[Part of a data file]
........

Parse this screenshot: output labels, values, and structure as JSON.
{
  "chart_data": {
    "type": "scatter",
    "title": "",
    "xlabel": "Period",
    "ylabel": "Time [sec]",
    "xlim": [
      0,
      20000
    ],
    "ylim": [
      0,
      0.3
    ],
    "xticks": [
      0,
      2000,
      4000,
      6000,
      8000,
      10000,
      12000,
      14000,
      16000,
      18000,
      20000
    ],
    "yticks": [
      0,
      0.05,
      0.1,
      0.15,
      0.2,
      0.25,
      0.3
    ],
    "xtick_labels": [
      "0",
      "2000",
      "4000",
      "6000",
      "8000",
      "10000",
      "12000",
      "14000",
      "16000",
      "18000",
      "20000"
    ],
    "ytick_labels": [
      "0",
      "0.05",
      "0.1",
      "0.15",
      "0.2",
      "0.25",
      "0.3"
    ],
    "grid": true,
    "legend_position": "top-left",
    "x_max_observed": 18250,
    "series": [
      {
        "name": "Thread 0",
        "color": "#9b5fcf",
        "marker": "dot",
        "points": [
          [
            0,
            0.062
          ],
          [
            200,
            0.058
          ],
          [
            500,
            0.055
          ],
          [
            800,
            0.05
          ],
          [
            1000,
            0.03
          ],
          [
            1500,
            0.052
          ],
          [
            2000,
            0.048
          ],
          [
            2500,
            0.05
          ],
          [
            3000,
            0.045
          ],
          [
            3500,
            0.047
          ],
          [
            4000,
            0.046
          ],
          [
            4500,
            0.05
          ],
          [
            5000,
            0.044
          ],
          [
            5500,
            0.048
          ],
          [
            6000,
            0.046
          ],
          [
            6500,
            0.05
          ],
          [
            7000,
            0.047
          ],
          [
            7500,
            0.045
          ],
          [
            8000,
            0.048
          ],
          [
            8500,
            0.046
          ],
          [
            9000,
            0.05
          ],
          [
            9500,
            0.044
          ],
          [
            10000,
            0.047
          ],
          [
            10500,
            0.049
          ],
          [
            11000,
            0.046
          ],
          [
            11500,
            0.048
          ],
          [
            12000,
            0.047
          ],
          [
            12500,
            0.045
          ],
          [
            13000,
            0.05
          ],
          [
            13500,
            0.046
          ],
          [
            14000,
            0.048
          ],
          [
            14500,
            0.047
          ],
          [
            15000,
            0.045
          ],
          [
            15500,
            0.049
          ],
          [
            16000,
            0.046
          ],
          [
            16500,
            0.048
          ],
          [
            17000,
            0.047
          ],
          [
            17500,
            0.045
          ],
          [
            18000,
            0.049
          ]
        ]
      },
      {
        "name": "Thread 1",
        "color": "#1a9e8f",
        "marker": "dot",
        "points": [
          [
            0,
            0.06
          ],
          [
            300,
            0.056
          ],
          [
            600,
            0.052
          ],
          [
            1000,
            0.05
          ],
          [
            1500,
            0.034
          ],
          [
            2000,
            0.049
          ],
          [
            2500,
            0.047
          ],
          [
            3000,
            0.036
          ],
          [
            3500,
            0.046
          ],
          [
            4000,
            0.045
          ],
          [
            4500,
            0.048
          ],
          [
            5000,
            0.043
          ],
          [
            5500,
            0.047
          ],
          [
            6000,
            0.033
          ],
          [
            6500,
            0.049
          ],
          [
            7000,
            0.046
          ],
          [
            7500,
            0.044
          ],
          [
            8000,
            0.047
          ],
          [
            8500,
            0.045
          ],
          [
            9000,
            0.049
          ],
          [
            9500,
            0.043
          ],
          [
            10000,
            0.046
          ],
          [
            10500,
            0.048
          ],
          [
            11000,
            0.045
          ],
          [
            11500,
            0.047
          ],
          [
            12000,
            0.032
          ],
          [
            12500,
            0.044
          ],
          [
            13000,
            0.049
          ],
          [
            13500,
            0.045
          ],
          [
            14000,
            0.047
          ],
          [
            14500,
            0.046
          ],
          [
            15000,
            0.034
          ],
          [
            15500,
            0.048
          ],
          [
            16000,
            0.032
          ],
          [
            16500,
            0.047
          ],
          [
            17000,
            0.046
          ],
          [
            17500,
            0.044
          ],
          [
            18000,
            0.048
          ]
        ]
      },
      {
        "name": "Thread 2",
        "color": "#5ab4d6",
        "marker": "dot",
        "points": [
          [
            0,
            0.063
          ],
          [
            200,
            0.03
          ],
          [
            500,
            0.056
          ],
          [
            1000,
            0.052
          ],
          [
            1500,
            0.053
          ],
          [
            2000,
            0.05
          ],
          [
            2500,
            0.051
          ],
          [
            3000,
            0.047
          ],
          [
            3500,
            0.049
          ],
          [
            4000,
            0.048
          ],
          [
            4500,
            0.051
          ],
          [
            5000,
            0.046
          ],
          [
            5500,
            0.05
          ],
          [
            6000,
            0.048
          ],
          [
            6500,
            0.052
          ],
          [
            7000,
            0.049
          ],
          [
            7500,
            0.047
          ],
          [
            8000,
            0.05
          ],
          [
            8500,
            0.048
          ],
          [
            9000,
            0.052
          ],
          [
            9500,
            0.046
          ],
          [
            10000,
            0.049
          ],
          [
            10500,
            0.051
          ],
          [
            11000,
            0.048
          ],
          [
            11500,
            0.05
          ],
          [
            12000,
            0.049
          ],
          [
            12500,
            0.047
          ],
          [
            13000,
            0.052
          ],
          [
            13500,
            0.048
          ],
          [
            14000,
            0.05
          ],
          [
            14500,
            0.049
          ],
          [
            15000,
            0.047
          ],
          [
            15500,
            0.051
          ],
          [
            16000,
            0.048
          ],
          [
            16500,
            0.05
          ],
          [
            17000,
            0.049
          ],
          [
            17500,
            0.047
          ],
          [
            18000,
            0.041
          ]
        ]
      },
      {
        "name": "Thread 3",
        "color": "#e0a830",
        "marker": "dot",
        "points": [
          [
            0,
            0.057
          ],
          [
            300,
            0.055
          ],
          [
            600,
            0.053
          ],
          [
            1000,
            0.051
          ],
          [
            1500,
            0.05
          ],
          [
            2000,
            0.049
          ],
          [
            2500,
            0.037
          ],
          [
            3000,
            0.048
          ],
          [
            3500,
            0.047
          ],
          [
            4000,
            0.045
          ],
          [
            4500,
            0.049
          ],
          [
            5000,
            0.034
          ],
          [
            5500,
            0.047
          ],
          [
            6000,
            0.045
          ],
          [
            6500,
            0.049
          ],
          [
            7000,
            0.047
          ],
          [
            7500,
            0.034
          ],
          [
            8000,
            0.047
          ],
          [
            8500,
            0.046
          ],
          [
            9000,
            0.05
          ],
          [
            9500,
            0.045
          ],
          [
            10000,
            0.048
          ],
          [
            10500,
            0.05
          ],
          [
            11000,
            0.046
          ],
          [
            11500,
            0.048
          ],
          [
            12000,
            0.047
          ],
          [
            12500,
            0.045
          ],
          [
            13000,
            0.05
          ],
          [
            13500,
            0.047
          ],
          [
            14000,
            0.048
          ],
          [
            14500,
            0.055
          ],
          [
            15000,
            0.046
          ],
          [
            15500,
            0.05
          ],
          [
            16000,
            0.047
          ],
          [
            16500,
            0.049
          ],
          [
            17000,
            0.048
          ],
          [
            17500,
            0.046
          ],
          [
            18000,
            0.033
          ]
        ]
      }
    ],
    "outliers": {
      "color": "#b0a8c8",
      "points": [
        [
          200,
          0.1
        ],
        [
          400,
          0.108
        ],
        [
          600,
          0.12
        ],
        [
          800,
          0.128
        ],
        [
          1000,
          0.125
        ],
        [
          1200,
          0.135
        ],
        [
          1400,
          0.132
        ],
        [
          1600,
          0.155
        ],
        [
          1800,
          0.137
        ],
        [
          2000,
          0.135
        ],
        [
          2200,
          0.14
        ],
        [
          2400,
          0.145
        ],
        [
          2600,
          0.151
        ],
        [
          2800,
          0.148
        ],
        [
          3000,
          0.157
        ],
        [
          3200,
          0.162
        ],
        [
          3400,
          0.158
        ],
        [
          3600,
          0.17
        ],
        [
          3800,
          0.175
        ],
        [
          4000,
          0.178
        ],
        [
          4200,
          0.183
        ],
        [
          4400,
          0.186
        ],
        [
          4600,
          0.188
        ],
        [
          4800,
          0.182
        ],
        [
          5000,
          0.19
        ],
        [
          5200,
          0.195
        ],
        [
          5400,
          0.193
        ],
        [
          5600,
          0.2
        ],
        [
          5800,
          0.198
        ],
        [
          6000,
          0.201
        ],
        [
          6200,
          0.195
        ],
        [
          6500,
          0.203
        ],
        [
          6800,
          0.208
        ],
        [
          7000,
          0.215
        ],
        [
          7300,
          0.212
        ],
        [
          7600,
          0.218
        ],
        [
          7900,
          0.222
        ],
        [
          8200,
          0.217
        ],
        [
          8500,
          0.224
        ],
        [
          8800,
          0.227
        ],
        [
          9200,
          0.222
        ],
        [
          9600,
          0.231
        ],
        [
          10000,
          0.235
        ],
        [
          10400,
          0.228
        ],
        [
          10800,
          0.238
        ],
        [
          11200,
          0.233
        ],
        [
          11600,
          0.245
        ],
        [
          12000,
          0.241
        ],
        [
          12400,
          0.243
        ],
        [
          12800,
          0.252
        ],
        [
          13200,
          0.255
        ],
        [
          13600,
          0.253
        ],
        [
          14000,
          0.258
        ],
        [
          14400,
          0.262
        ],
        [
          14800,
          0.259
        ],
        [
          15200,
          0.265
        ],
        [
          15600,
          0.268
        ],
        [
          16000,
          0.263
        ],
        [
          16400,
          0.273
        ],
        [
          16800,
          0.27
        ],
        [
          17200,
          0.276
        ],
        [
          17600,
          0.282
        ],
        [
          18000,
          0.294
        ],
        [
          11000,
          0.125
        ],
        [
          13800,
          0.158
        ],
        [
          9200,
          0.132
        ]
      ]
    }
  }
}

........

» **Prompt**:
Show the lines of the data that hold the word "color".

» **Result of this task**:
        "color": "#9b5fcf",
        "color": "#1a9e8f",
        "color": "#5ab4d6",
        "color": "#e0a830",
      "color": "#b0a8c8",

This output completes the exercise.